*OBJECTIVE*:
Check every line below for the string "agua", and copy the lines that contain it.

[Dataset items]
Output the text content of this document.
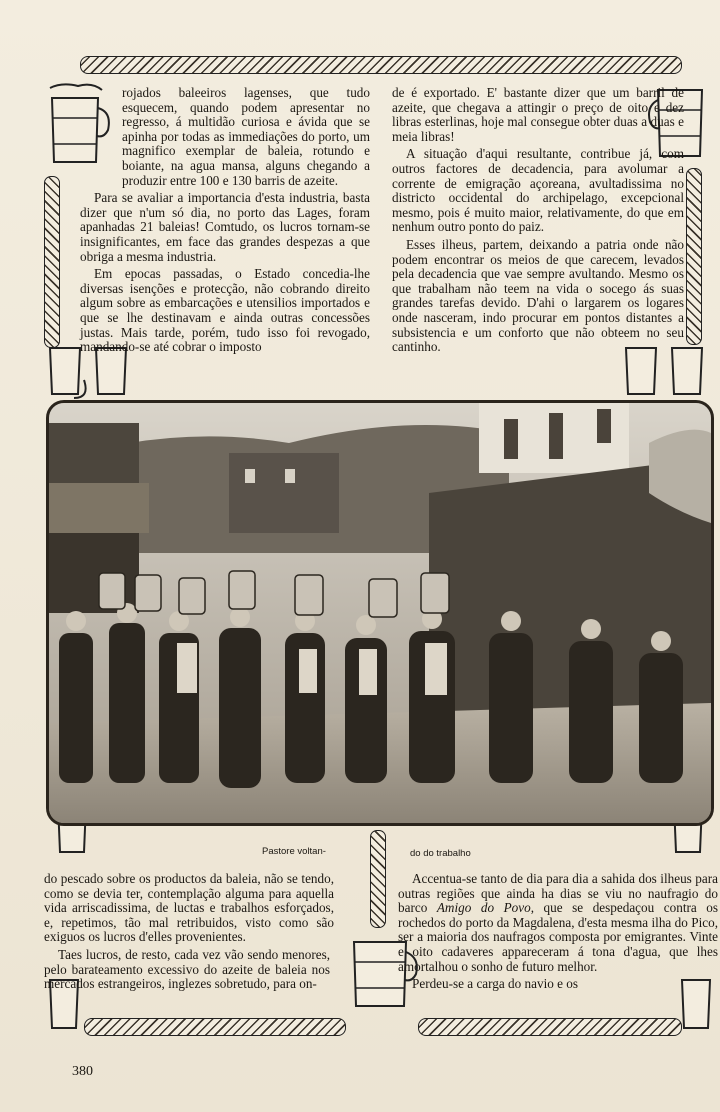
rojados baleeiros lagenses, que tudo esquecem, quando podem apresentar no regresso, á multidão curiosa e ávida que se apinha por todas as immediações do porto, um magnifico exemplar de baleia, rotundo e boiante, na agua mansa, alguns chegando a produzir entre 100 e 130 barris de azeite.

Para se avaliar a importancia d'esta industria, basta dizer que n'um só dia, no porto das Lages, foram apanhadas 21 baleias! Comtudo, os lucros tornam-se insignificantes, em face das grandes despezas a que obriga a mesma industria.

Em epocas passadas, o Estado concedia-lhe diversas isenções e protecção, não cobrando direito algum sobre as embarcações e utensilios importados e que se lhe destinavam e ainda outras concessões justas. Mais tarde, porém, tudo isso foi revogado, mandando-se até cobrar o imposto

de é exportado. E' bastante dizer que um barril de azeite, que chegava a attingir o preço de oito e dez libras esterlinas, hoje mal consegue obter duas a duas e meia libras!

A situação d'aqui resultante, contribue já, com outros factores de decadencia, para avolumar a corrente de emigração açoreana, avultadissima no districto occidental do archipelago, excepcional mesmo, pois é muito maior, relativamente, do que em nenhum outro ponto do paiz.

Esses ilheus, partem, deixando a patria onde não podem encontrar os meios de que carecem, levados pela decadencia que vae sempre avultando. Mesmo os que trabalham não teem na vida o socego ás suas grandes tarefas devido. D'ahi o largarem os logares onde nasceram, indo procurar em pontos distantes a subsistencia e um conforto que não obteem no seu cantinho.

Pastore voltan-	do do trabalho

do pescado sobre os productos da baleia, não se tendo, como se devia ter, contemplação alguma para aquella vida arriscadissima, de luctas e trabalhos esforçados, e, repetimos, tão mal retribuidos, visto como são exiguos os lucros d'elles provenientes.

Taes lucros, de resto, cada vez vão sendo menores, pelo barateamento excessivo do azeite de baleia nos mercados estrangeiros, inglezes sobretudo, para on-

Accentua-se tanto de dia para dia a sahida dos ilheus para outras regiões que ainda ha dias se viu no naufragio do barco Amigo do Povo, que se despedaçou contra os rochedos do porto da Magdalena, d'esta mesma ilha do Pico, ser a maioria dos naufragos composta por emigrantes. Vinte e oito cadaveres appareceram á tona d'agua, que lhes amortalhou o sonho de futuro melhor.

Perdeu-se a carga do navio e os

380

---

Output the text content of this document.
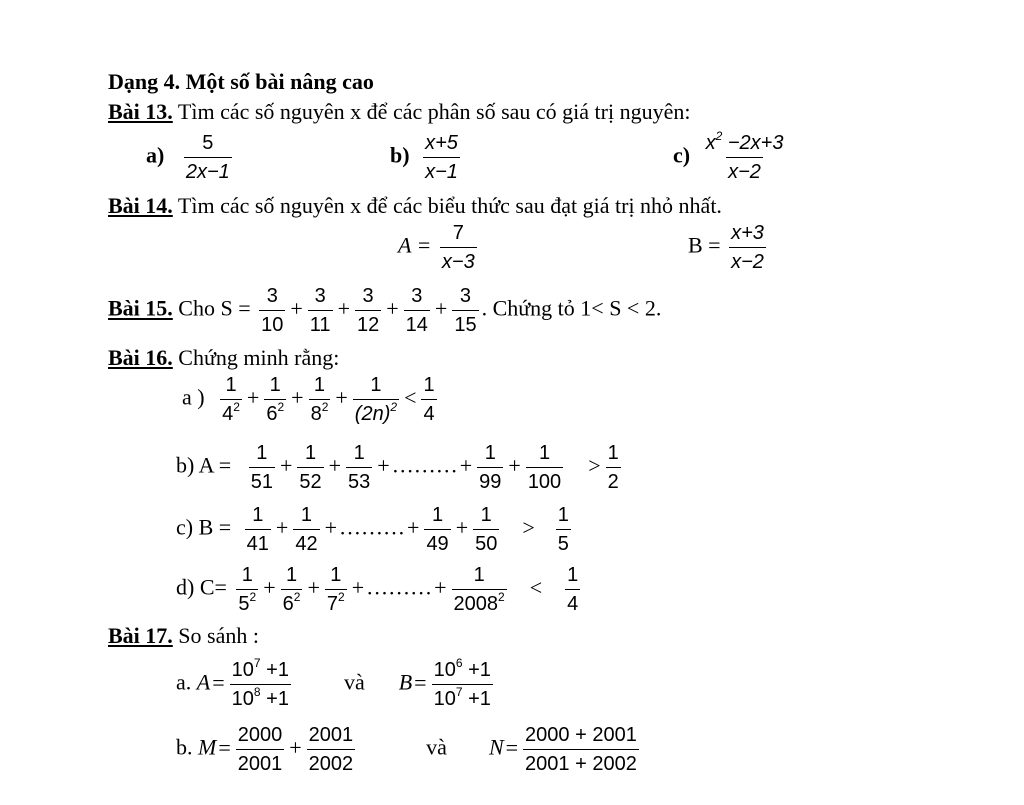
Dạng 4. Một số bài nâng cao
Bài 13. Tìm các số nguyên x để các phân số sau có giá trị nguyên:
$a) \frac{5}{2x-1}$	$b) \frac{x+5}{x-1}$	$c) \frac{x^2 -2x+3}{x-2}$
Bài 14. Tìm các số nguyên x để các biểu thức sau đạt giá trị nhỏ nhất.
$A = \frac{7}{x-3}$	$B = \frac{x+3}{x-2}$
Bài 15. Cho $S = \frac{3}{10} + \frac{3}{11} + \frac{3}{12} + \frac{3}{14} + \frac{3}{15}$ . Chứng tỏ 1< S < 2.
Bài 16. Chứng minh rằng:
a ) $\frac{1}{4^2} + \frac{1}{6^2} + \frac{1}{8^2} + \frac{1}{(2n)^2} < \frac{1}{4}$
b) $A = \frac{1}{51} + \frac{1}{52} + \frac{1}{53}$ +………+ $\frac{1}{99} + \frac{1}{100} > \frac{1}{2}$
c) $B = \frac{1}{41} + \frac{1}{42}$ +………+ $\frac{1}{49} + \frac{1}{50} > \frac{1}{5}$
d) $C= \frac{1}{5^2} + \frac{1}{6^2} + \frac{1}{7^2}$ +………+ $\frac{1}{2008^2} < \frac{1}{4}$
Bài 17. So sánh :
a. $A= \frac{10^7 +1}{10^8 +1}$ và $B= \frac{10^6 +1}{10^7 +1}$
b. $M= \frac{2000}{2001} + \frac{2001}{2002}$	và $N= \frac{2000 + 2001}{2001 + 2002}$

*TASK SOLUTION*:
rojados baleeiros lagenses, que tudo esquecem, quando podem apresentar no regresso, á multidão curiosa e ávida que se apinha por todas as immediações do porto, um magnifico exemplar de baleia, rotundo e boiante, na agua mansa, alguns chegando a produzir entre 100 e 130 barris de azeite.
Accentua-se tanto de dia para dia a sahida dos ilheus para outras regiões que ainda ha dias se viu no naufragio do barco Amigo do Povo, que se despedaçou contra os rochedos do porto da Magdalena, d'esta mesma ilha do Pico, ser a maioria dos naufragos composta por emigrantes. Vinte e oito cadaveres appareceram á tona d'agua, que lhes amortalhou o sonho de futuro melhor.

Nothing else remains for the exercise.